>> START Exercise data

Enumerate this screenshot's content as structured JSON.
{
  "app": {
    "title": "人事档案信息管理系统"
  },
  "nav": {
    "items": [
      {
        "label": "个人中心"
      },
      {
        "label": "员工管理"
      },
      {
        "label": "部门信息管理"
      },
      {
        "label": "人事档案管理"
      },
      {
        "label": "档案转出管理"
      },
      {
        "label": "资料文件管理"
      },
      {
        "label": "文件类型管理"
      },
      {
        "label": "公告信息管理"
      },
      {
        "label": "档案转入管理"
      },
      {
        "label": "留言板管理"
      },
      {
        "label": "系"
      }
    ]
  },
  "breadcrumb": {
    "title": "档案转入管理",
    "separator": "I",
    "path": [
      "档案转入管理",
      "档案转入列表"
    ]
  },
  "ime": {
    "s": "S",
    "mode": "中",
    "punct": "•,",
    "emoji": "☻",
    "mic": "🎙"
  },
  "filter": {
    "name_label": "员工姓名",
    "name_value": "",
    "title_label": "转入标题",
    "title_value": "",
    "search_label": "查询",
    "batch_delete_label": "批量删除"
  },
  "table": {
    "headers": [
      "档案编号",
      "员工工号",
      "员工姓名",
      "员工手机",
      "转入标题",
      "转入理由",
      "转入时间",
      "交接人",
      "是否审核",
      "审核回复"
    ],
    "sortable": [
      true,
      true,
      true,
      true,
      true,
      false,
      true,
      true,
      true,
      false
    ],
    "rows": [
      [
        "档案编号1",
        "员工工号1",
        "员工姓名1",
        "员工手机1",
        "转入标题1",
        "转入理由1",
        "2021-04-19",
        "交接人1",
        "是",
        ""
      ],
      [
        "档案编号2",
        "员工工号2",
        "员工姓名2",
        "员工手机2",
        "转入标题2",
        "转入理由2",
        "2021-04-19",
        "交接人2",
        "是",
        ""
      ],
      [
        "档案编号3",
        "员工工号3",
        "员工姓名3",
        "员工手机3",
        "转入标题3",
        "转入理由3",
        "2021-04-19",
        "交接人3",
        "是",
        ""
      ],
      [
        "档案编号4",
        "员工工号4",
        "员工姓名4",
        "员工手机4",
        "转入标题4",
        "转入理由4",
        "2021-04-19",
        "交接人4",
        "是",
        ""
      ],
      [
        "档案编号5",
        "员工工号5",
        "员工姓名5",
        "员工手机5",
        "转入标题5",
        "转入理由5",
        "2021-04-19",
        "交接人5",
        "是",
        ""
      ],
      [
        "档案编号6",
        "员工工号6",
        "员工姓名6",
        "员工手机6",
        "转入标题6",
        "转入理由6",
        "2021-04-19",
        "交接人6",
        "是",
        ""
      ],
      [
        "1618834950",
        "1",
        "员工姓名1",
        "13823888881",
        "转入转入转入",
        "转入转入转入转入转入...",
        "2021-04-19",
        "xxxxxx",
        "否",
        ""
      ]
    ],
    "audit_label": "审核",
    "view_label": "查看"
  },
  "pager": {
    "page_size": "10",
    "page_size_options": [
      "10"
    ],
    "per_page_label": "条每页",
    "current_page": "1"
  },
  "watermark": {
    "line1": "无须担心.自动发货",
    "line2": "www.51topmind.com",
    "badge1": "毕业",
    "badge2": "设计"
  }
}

>> END Exercise data

* _Description of the task_
Emit the full listing verbatim.

* _Output of the task_
Enumerate this screenshot's content as structured JSON.
{
  "app": {
    "title": "人事档案信息管理系统"
  },
  "nav": {
    "items": [
      {
        "label": "个人中心"
      },
      {
        "label": "员工管理"
      },
      {
        "label": "部门信息管理"
      },
      {
        "label": "人事档案管理"
      },
      {
        "label": "档案转出管理"
      },
      {
        "label": "资料文件管理"
      },
      {
        "label": "文件类型管理"
      },
      {
        "label": "公告信息管理"
      },
      {
        "label": "档案转入管理"
      },
      {
        "label": "留言板管理"
      },
      {
        "label": "系"
      }
    ]
  },
  "breadcrumb": {
    "title": "档案转入管理",
    "separator": "I",
    "path": [
      "档案转入管理",
      "档案转入列表"
    ]
  },
  "ime": {
    "s": "S",
    "mode": "中",
    "punct": "•,",
    "emoji": "☻",
    "mic": "🎙"
  },
  "filter": {
    "name_label": "员工姓名",
    "name_value": "",
    "title_label": "转入标题",
    "title_value": "",
    "search_label": "查询",
    "batch_delete_label": "批量删除"
  },
  "table": {
    "headers": [
      "档案编号",
      "员工工号",
      "员工姓名",
      "员工手机",
      "转入标题",
      "转入理由",
      "转入时间",
      "交接人",
      "是否审核",
      "审核回复"
    ],
    "sortable": [
      true,
      true,
      true,
      true,
      true,
      false,
      true,
      true,
      true,
      false
    ],
    "rows": [
      [
        "档案编号1",
        "员工工号1",
        "员工姓名1",
        "员工手机1",
        "转入标题1",
        "转入理由1",
        "2021-04-19",
        "交接人1",
        "是",
        ""
      ],
      [
        "档案编号2",
        "员工工号2",
        "员工姓名2",
        "员工手机2",
        "转入标题2",
        "转入理由2",
        "2021-04-19",
        "交接人2",
        "是",
        ""
      ],
      [
        "档案编号3",
        "员工工号3",
        "员工姓名3",
        "员工手机3",
        "转入标题3",
        "转入理由3",
        "2021-04-19",
        "交接人3",
        "是",
        ""
      ],
      [
        "档案编号4",
        "员工工号4",
        "员工姓名4",
        "员工手机4",
        "转入标题4",
        "转入理由4",
        "2021-04-19",
        "交接人4",
        "是",
        ""
      ],
      [
        "档案编号5",
        "员工工号5",
        "员工姓名5",
        "员工手机5",
        "转入标题5",
        "转入理由5",
        "2021-04-19",
        "交接人5",
        "是",
        ""
      ],
      [
        "档案编号6",
        "员工工号6",
        "员工姓名6",
        "员工手机6",
        "转入标题6",
        "转入理由6",
        "2021-04-19",
        "交接人6",
        "是",
        ""
      ],
      [
        "1618834950",
        "1",
        "员工姓名1",
        "13823888881",
        "转入转入转入",
        "转入转入转入转入转入...",
        "2021-04-19",
        "xxxxxx",
        "否",
        ""
      ]
    ],
    "audit_label": "审核",
    "view_label": "查看"
  },
  "pager": {
    "page_size": "10",
    "page_size_options": [
      "10"
    ],
    "per_page_label": "条每页",
    "current_page": "1"
  },
  "watermark": {
    "line1": "无须担心.自动发货",
    "line2": "www.51topmind.com",
    "badge1": "毕业",
    "badge2": "设计"
  }
}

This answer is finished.